[Saved data entries]
# # # # # # #
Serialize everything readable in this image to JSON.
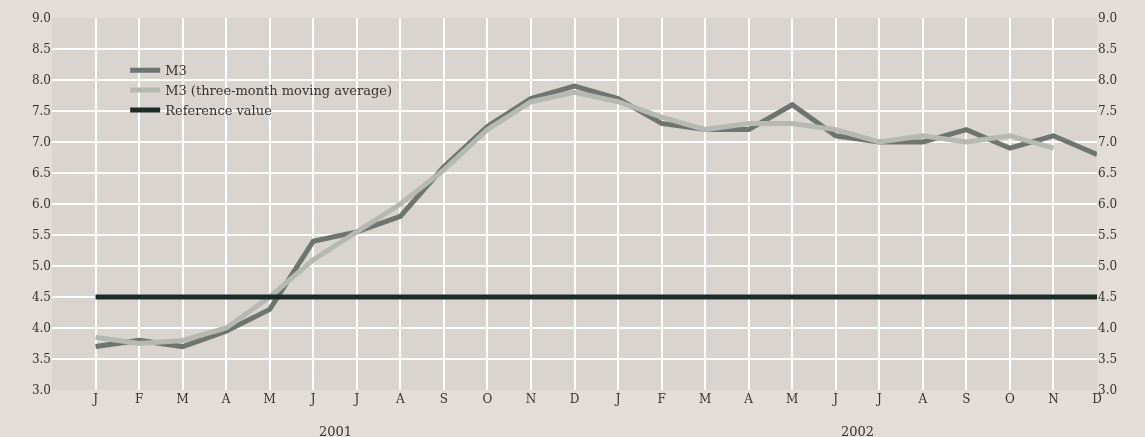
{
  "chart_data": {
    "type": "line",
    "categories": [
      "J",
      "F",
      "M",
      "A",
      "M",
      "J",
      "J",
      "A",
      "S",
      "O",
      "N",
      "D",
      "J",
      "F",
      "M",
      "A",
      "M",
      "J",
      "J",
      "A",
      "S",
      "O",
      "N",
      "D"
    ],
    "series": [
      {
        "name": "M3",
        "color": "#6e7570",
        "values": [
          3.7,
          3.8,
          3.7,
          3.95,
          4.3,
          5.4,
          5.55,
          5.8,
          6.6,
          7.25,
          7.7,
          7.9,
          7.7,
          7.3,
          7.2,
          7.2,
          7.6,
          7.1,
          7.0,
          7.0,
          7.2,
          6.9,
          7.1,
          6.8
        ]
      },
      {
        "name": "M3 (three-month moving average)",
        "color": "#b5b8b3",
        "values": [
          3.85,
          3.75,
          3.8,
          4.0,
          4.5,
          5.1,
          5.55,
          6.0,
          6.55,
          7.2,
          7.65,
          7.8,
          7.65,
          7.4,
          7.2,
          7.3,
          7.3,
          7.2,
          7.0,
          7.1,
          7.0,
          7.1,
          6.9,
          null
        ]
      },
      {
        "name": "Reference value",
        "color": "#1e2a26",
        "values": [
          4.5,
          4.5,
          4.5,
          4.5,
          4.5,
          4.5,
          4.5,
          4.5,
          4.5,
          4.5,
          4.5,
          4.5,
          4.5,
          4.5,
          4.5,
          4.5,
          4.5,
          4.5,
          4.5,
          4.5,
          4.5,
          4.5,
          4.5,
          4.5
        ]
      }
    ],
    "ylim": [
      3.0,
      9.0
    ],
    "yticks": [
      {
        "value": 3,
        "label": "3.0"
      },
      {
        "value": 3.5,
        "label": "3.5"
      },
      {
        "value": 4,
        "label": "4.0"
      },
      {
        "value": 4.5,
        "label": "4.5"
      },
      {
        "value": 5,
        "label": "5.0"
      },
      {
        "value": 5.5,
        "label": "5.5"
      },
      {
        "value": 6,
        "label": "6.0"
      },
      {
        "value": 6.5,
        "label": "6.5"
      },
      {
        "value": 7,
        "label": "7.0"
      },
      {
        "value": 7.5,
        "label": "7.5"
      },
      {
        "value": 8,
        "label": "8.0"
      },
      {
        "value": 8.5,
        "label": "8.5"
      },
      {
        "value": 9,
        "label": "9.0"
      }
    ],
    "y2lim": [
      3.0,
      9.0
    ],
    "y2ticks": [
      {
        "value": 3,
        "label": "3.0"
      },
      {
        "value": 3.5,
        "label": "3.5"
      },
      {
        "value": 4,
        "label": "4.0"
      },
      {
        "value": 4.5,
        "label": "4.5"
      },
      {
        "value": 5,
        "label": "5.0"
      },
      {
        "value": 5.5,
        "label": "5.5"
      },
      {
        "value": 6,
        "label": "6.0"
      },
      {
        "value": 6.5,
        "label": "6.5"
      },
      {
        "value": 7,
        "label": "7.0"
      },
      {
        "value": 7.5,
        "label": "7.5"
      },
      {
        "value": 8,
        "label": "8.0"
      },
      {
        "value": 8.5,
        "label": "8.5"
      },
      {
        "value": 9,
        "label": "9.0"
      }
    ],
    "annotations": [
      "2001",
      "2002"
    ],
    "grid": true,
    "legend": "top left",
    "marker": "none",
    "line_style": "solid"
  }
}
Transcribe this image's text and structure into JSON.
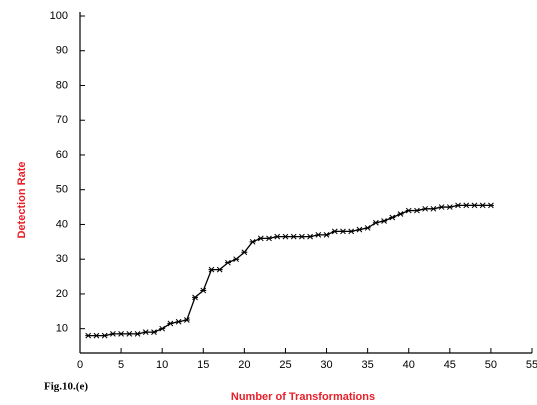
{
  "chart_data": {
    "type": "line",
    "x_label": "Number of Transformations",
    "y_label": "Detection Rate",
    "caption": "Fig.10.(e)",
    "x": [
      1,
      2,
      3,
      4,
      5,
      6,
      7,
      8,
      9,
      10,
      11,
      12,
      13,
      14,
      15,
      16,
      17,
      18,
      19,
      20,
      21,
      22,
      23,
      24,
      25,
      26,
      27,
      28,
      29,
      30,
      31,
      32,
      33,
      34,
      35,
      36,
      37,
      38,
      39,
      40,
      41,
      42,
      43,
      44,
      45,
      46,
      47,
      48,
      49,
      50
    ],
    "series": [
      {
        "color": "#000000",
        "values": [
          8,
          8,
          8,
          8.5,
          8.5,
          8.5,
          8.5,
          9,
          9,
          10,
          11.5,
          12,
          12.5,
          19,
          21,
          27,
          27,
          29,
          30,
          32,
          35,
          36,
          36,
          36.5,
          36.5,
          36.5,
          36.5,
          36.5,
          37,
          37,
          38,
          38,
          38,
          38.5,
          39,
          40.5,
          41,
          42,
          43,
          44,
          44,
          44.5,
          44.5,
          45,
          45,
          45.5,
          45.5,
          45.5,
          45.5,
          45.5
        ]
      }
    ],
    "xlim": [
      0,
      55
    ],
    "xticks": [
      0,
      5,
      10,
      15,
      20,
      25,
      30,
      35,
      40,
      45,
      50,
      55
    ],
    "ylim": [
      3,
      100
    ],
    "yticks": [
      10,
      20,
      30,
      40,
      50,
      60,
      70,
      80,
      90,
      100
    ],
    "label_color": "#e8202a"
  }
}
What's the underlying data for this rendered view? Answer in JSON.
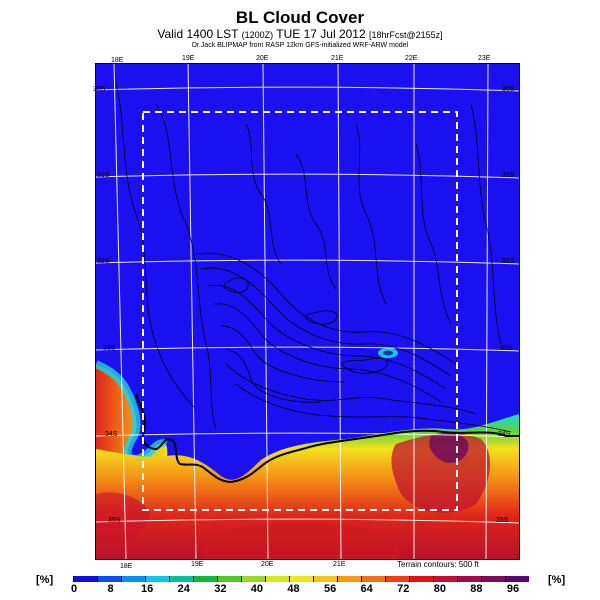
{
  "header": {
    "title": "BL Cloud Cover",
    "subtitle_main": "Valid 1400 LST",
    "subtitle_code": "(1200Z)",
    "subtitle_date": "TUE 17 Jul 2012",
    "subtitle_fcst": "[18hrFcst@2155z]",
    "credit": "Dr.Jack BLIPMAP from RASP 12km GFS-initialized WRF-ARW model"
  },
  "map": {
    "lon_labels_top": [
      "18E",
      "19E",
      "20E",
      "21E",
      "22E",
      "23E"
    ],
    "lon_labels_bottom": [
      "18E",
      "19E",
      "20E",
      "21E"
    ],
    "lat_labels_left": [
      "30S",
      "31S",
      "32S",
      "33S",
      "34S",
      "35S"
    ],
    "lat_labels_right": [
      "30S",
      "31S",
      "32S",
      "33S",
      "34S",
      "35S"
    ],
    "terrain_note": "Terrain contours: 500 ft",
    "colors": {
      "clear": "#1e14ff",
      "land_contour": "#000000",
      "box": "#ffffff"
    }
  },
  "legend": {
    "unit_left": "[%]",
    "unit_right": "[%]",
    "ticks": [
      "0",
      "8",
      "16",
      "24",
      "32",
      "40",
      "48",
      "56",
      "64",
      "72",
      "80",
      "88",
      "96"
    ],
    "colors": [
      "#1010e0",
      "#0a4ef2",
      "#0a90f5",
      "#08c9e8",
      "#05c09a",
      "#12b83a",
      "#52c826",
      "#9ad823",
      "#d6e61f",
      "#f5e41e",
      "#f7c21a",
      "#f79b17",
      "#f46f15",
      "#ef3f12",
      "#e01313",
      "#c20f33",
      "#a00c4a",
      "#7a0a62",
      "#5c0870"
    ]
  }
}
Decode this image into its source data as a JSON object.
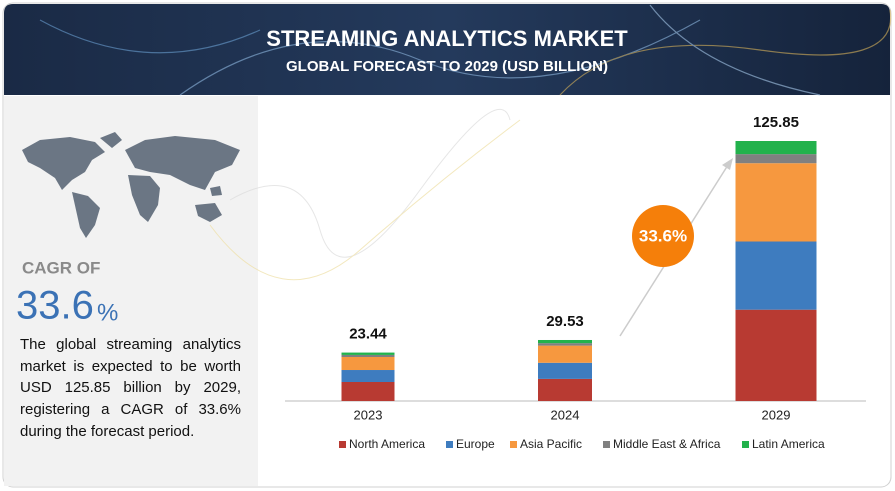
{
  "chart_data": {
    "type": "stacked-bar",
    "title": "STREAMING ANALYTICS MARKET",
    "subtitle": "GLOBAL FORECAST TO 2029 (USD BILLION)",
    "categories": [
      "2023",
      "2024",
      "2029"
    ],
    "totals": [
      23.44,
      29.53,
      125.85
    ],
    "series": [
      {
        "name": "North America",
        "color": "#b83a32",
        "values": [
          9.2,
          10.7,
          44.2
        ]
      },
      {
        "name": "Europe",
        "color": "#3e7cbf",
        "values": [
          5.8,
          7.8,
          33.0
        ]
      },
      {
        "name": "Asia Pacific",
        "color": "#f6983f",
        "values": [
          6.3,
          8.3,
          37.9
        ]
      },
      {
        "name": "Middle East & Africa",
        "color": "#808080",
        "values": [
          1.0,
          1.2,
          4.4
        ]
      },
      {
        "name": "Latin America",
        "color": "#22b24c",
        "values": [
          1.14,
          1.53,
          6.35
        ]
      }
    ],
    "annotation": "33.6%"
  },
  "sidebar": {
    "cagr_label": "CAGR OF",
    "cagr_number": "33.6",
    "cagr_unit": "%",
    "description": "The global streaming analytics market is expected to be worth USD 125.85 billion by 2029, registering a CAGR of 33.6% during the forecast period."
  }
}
# # # # # # #
§ DIRECTIONS FOR THIS TASK
Search the data for "into" and list every line in which it occurs.

§ FULL OUTPUT
Transcribe this image's text and structure into JSON.
Decode this image into its source data as a JSON object.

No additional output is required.